Source records
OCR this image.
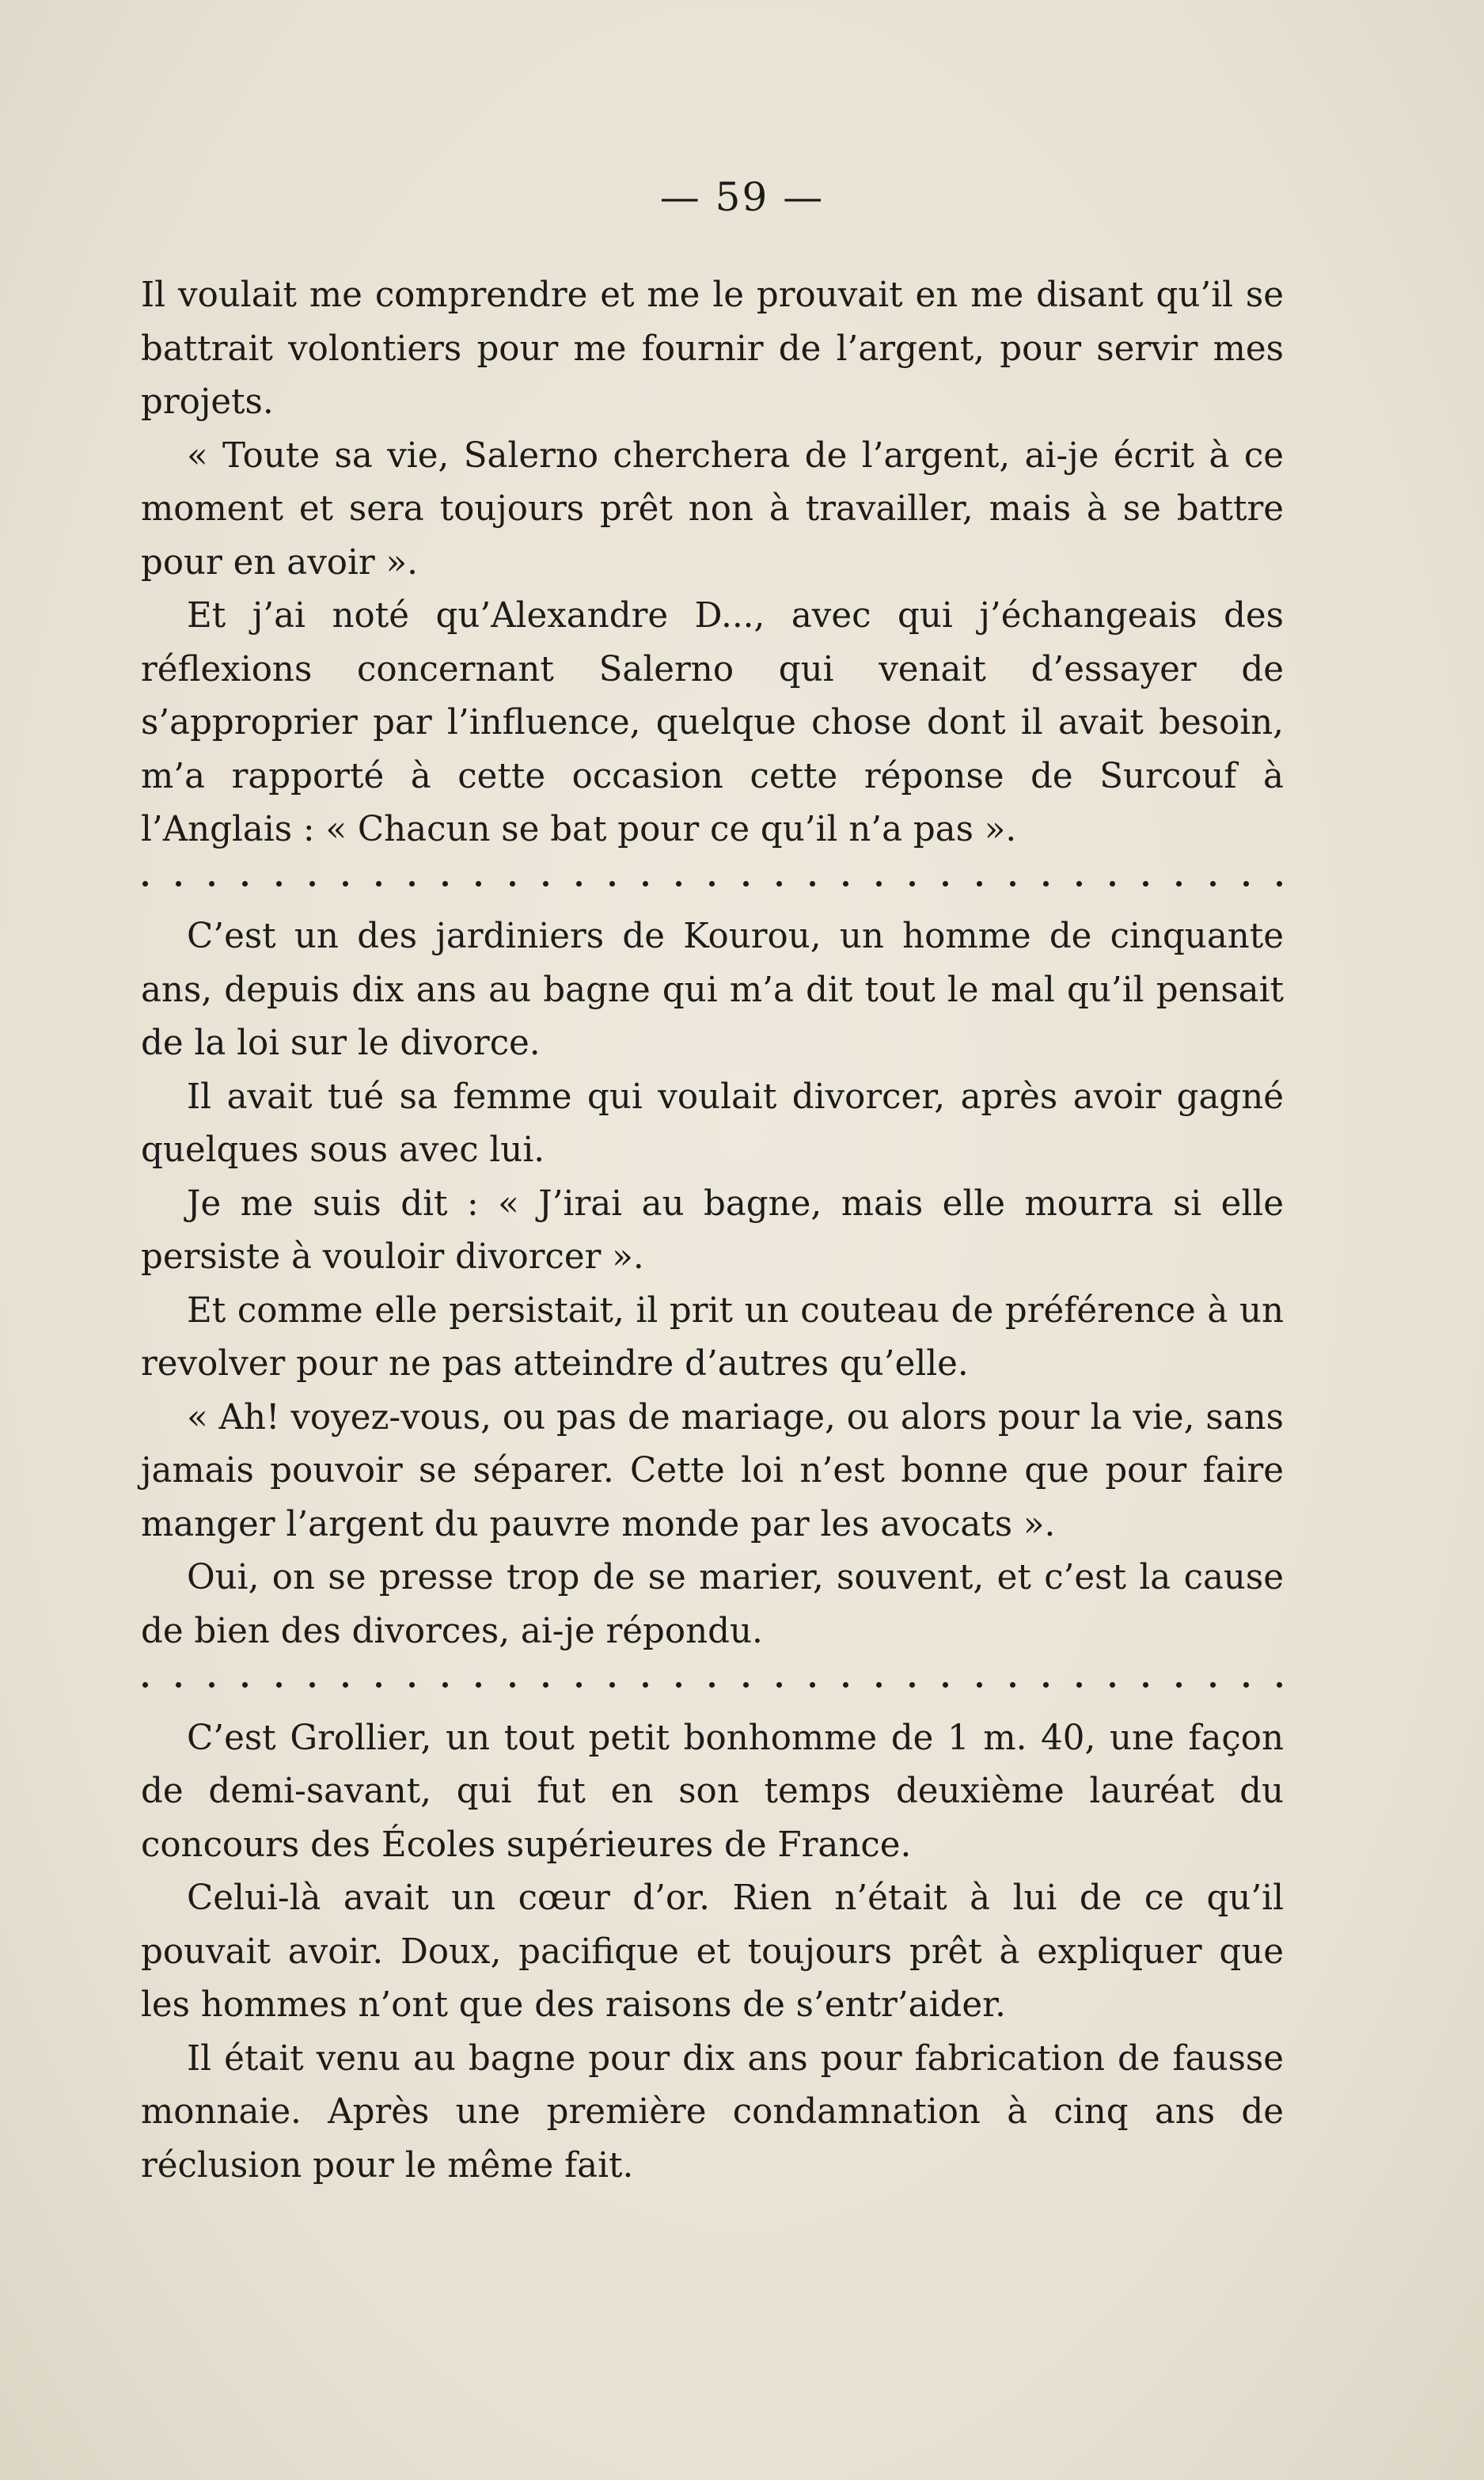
— 59 —

Il voulait me comprendre et me le prouvait en me disant qu’il se battrait volontiers pour me fournir de l’argent, pour servir mes projets.

« Toute sa vie, Salerno cherchera de l’argent, ai-je écrit à ce moment et sera toujours prêt non à travailler, mais à se battre pour en avoir ».

Et j’ai noté qu’Alexandre D..., avec qui j’échangeais des réflexions concernant Salerno qui venait d’essayer de s’approprier par l’influence, quelque chose dont il avait besoin, m’a rapporté à cette occasion cette réponse de Surcouf à l’Anglais : « Chacun se bat pour ce qu’il n’a pas ».

C’est un des jardiniers de Kourou, un homme de cinquante ans, depuis dix ans au bagne qui m’a dit tout le mal qu’il pensait de la loi sur le divorce.

Il avait tué sa femme qui voulait divorcer, après avoir gagné quelques sous avec lui.

Je me suis dit : « J’irai au bagne, mais elle mourra si elle persiste à vouloir divorcer ».

Et comme elle persistait, il prit un couteau de préférence à un revolver pour ne pas atteindre d’autres qu’elle.

« Ah! voyez-vous, ou pas de mariage, ou alors pour la vie, sans jamais pouvoir se séparer. Cette loi n’est bonne que pour faire manger l’argent du pauvre monde par les avocats ».

Oui, on se presse trop de se marier, souvent, et c’est la cause de bien des divorces, ai-je répondu.

C’est Grollier, un tout petit bonhomme de 1 m. 40, une façon de demi-savant, qui fut en son temps deuxième lauréat du concours des Écoles supérieures de France.

Celui-là avait un cœur d’or. Rien n’était à lui de ce qu’il pouvait avoir. Doux, pacifique et toujours prêt à expliquer que les hommes n’ont que des raisons de s’entr’aider.

Il était venu au bagne pour dix ans pour fabrication de fausse monnaie. Après une première condamnation à cinq ans de réclusion pour le même fait.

Work to do
Your task is to set down the records shown above exactly, minus any pictures.

Solution to this exercise
OCR this image.
— 59 —

Il voulait me comprendre et me le prouvait en me disant qu’il se battrait volontiers pour me fournir de l’argent, pour servir mes projets.

« Toute sa vie, Salerno cherchera de l’argent, ai-je écrit à ce moment et sera toujours prêt non à travailler, mais à se battre pour en avoir ».

Et j’ai noté qu’Alexandre D..., avec qui j’échangeais des réflexions concernant Salerno qui venait d’essayer de s’approprier par l’influence, quelque chose dont il avait besoin, m’a rapporté à cette occasion cette réponse de Surcouf à l’Anglais : « Chacun se bat pour ce qu’il n’a pas ».

C’est un des jardiniers de Kourou, un homme de cinquante ans, depuis dix ans au bagne qui m’a dit tout le mal qu’il pensait de la loi sur le divorce.

Il avait tué sa femme qui voulait divorcer, après avoir gagné quelques sous avec lui.

Je me suis dit : « J’irai au bagne, mais elle mourra si elle persiste à vouloir divorcer ».

Et comme elle persistait, il prit un couteau de préférence à un revolver pour ne pas atteindre d’autres qu’elle.

« Ah! voyez-vous, ou pas de mariage, ou alors pour la vie, sans jamais pouvoir se séparer. Cette loi n’est bonne que pour faire manger l’argent du pauvre monde par les avocats ».

Oui, on se presse trop de se marier, souvent, et c’est la cause de bien des divorces, ai-je répondu.

C’est Grollier, un tout petit bonhomme de 1 m. 40, une façon de demi-savant, qui fut en son temps deuxième lauréat du concours des Écoles supérieures de France.

Celui-là avait un cœur d’or. Rien n’était à lui de ce qu’il pouvait avoir. Doux, pacifique et toujours prêt à expliquer que les hommes n’ont que des raisons de s’entr’aider.

Il était venu au bagne pour dix ans pour fabrication de fausse monnaie. Après une première condamnation à cinq ans de réclusion pour le même fait.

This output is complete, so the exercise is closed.